(Dataset items)
## start

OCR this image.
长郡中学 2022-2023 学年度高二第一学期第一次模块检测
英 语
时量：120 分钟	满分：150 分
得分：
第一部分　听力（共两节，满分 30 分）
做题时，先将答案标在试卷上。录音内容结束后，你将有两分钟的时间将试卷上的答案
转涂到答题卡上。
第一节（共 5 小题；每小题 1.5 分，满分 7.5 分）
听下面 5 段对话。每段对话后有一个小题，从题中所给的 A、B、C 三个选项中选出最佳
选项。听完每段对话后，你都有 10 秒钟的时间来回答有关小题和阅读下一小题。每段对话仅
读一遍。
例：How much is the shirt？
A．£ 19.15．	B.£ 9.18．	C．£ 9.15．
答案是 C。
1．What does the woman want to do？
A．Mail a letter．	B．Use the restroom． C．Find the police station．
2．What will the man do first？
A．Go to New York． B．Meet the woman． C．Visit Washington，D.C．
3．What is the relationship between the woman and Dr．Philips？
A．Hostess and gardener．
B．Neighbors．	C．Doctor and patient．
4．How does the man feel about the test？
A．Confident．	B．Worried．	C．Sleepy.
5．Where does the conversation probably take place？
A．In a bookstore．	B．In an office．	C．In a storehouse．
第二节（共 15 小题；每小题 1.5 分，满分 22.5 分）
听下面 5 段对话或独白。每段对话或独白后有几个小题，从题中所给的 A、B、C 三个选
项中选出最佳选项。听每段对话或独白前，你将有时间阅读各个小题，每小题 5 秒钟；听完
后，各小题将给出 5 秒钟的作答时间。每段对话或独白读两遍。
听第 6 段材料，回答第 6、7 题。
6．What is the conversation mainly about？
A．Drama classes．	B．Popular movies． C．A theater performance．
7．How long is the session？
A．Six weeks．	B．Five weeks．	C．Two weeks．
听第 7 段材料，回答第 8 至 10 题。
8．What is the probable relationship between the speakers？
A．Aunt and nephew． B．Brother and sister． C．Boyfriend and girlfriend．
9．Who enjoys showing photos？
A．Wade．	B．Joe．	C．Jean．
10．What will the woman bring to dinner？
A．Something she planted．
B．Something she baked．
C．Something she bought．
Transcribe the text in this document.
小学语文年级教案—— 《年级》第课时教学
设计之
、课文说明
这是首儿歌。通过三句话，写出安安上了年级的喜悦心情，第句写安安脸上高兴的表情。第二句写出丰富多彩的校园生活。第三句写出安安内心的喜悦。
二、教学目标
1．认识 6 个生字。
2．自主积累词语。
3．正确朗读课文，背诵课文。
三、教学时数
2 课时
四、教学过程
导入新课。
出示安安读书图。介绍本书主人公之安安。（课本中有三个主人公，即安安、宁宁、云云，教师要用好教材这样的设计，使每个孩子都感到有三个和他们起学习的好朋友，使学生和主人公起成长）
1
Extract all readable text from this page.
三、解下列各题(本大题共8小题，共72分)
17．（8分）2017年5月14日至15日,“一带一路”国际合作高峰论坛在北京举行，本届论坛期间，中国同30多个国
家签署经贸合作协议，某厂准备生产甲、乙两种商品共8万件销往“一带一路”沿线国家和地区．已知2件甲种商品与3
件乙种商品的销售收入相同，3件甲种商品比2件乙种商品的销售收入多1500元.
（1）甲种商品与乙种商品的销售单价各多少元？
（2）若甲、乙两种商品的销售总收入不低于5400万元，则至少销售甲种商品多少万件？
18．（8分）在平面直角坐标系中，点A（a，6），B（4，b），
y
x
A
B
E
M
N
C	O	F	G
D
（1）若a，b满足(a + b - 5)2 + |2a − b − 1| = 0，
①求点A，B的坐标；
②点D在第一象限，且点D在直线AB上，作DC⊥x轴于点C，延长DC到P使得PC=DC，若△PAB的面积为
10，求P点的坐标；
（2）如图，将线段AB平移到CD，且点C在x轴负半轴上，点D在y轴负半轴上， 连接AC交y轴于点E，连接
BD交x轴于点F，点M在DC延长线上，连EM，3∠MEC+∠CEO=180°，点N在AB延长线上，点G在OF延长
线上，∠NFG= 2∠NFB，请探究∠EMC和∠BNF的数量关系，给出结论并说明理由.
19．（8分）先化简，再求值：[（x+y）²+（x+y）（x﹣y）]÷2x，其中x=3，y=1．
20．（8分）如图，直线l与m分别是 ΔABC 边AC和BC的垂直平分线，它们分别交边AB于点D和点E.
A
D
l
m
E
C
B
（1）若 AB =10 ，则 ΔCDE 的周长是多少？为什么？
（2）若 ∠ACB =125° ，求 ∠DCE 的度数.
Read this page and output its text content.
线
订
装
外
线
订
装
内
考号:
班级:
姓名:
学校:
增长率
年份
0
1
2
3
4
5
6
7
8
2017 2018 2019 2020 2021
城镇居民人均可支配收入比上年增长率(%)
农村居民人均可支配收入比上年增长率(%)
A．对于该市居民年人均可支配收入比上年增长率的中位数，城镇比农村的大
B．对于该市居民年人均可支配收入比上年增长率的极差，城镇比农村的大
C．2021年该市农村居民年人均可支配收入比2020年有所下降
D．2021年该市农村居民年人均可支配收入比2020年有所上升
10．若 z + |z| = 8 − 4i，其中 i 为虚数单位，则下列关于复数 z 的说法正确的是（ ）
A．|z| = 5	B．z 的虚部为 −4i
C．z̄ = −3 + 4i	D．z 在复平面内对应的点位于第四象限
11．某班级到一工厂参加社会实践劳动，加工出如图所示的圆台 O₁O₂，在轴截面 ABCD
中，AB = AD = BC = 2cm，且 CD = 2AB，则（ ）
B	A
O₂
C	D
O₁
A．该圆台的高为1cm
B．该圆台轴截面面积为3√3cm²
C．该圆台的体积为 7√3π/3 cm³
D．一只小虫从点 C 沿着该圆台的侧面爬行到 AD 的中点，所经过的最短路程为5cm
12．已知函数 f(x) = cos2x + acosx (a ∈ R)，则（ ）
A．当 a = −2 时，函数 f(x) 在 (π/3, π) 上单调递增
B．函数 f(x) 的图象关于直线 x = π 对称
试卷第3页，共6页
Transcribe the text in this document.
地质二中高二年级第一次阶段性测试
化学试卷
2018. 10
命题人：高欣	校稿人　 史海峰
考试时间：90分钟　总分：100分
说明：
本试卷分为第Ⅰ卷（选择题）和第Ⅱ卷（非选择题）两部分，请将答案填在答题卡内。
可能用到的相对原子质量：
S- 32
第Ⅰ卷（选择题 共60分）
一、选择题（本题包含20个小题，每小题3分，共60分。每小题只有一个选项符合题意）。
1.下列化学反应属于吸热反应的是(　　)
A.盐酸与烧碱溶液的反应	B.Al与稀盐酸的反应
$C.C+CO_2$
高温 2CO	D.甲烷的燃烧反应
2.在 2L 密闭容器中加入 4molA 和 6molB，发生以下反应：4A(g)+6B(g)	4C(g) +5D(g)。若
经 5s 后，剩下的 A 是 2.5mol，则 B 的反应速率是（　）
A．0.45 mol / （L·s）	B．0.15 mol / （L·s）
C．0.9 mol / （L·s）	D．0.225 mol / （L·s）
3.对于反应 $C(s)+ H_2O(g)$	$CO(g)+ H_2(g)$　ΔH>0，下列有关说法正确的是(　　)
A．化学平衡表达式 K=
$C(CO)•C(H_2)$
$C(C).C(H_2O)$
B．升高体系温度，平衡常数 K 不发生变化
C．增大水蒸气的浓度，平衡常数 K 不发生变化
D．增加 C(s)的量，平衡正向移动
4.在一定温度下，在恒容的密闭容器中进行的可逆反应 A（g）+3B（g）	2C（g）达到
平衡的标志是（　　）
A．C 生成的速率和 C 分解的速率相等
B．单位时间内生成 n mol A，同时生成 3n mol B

## end

■ **What is required**
Your task is to reproduce the whole listing exactly.

■ **Worked solution**
OCR this image.
长郡中学 2022-2023 学年度高二第一学期第一次模块检测
英 语
时量：120 分钟	满分：150 分
得分：
第一部分　听力（共两节，满分 30 分）
做题时，先将答案标在试卷上。录音内容结束后，你将有两分钟的时间将试卷上的答案
转涂到答题卡上。
第一节（共 5 小题；每小题 1.5 分，满分 7.5 分）
听下面 5 段对话。每段对话后有一个小题，从题中所给的 A、B、C 三个选项中选出最佳
选项。听完每段对话后，你都有 10 秒钟的时间来回答有关小题和阅读下一小题。每段对话仅
读一遍。
例：How much is the shirt？
A．£ 19.15．	B.£ 9.18．	C．£ 9.15．
答案是 C。
1．What does the woman want to do？
A．Mail a letter．	B．Use the restroom． C．Find the police station．
2．What will the man do first？
A．Go to New York． B．Meet the woman． C．Visit Washington，D.C．
3．What is the relationship between the woman and Dr．Philips？
A．Hostess and gardener．
B．Neighbors．	C．Doctor and patient．
4．How does the man feel about the test？
A．Confident．	B．Worried．	C．Sleepy.
5．Where does the conversation probably take place？
A．In a bookstore．	B．In an office．	C．In a storehouse．
第二节（共 15 小题；每小题 1.5 分，满分 22.5 分）
听下面 5 段对话或独白。每段对话或独白后有几个小题，从题中所给的 A、B、C 三个选
项中选出最佳选项。听每段对话或独白前，你将有时间阅读各个小题，每小题 5 秒钟；听完
后，各小题将给出 5 秒钟的作答时间。每段对话或独白读两遍。
听第 6 段材料，回答第 6、7 题。
6．What is the conversation mainly about？
A．Drama classes．	B．Popular movies． C．A theater performance．
7．How long is the session？
A．Six weeks．	B．Five weeks．	C．Two weeks．
听第 7 段材料，回答第 8 至 10 题。
8．What is the probable relationship between the speakers？
A．Aunt and nephew． B．Brother and sister． C．Boyfriend and girlfriend．
9．Who enjoys showing photos？
A．Wade．	B．Joe．	C．Jean．
10．What will the woman bring to dinner？
A．Something she planted．
B．Something she baked．
C．Something she bought．
Transcribe the text in this document.
小学语文年级教案—— 《年级》第课时教学
设计之
、课文说明
这是首儿歌。通过三句话，写出安安上了年级的喜悦心情，第句写安安脸上高兴的表情。第二句写出丰富多彩的校园生活。第三句写出安安内心的喜悦。
二、教学目标
1．认识 6 个生字。
2．自主积累词语。
3．正确朗读课文，背诵课文。
三、教学时数
2 课时
四、教学过程
导入新课。
出示安安读书图。介绍本书主人公之安安。（课本中有三个主人公，即安安、宁宁、云云，教师要用好教材这样的设计，使每个孩子都感到有三个和他们起学习的好朋友，使学生和主人公起成长）
1
Extract all readable text from this page.
三、解下列各题(本大题共8小题，共72分)
17．（8分）2017年5月14日至15日,“一带一路”国际合作高峰论坛在北京举行，本届论坛期间，中国同30多个国
家签署经贸合作协议，某厂准备生产甲、乙两种商品共8万件销往“一带一路”沿线国家和地区．已知2件甲种商品与3
件乙种商品的销售收入相同，3件甲种商品比2件乙种商品的销售收入多1500元.
（1）甲种商品与乙种商品的销售单价各多少元？
（2）若甲、乙两种商品的销售总收入不低于5400万元，则至少销售甲种商品多少万件？
18．（8分）在平面直角坐标系中，点A（a，6），B（4，b），
y
x
A
B
E
M
N
C	O	F	G
D
（1）若a，b满足(a + b - 5)2 + |2a − b − 1| = 0，
①求点A，B的坐标；
②点D在第一象限，且点D在直线AB上，作DC⊥x轴于点C，延长DC到P使得PC=DC，若△PAB的面积为
10，求P点的坐标；
（2）如图，将线段AB平移到CD，且点C在x轴负半轴上，点D在y轴负半轴上， 连接AC交y轴于点E，连接
BD交x轴于点F，点M在DC延长线上，连EM，3∠MEC+∠CEO=180°，点N在AB延长线上，点G在OF延长
线上，∠NFG= 2∠NFB，请探究∠EMC和∠BNF的数量关系，给出结论并说明理由.
19．（8分）先化简，再求值：[（x+y）²+（x+y）（x﹣y）]÷2x，其中x=3，y=1．
20．（8分）如图，直线l与m分别是 ΔABC 边AC和BC的垂直平分线，它们分别交边AB于点D和点E.
A
D
l
m
E
C
B
（1）若 AB =10 ，则 ΔCDE 的周长是多少？为什么？
（2）若 ∠ACB =125° ，求 ∠DCE 的度数.
Read this page and output its text content.
线
订
装
外
线
订
装
内
考号:
班级:
姓名:
学校:
增长率
年份
0
1
2
3
4
5
6
7
8
2017 2018 2019 2020 2021
城镇居民人均可支配收入比上年增长率(%)
农村居民人均可支配收入比上年增长率(%)
A．对于该市居民年人均可支配收入比上年增长率的中位数，城镇比农村的大
B．对于该市居民年人均可支配收入比上年增长率的极差，城镇比农村的大
C．2021年该市农村居民年人均可支配收入比2020年有所下降
D．2021年该市农村居民年人均可支配收入比2020年有所上升
10．若 z + |z| = 8 − 4i，其中 i 为虚数单位，则下列关于复数 z 的说法正确的是（ ）
A．|z| = 5	B．z 的虚部为 −4i
C．z̄ = −3 + 4i	D．z 在复平面内对应的点位于第四象限
11．某班级到一工厂参加社会实践劳动，加工出如图所示的圆台 O₁O₂，在轴截面 ABCD
中，AB = AD = BC = 2cm，且 CD = 2AB，则（ ）
B	A
O₂
C	D
O₁
A．该圆台的高为1cm
B．该圆台轴截面面积为3√3cm²
C．该圆台的体积为 7√3π/3 cm³
D．一只小虫从点 C 沿着该圆台的侧面爬行到 AD 的中点，所经过的最短路程为5cm
12．已知函数 f(x) = cos2x + acosx (a ∈ R)，则（ ）
A．当 a = −2 时，函数 f(x) 在 (π/3, π) 上单调递增
B．函数 f(x) 的图象关于直线 x = π 对称
试卷第3页，共6页
Transcribe the text in this document.
地质二中高二年级第一次阶段性测试
化学试卷
2018. 10
命题人：高欣	校稿人　 史海峰
考试时间：90分钟　总分：100分
说明：
本试卷分为第Ⅰ卷（选择题）和第Ⅱ卷（非选择题）两部分，请将答案填在答题卡内。
可能用到的相对原子质量：
S- 32
第Ⅰ卷（选择题 共60分）
一、选择题（本题包含20个小题，每小题3分，共60分。每小题只有一个选项符合题意）。
1.下列化学反应属于吸热反应的是(　　)
A.盐酸与烧碱溶液的反应	B.Al与稀盐酸的反应
$C.C+CO_2$
高温 2CO	D.甲烷的燃烧反应
2.在 2L 密闭容器中加入 4molA 和 6molB，发生以下反应：4A(g)+6B(g)	4C(g) +5D(g)。若
经 5s 后，剩下的 A 是 2.5mol，则 B 的反应速率是（　）
A．0.45 mol / （L·s）	B．0.15 mol / （L·s）
C．0.9 mol / （L·s）	D．0.225 mol / （L·s）
3.对于反应 $C(s)+ H_2O(g)$	$CO(g)+ H_2(g)$　ΔH>0，下列有关说法正确的是(　　)
A．化学平衡表达式 K=
$C(CO)•C(H_2)$
$C(C).C(H_2O)$
B．升高体系温度，平衡常数 K 不发生变化
C．增大水蒸气的浓度，平衡常数 K 不发生变化
D．增加 C(s)的量，平衡正向移动
4.在一定温度下，在恒容的密闭容器中进行的可逆反应 A（g）+3B（g）	2C（g）达到
平衡的标志是（　　）
A．C 生成的速率和 C 分解的速率相等
B．单位时间内生成 n mol A，同时生成 3n mol B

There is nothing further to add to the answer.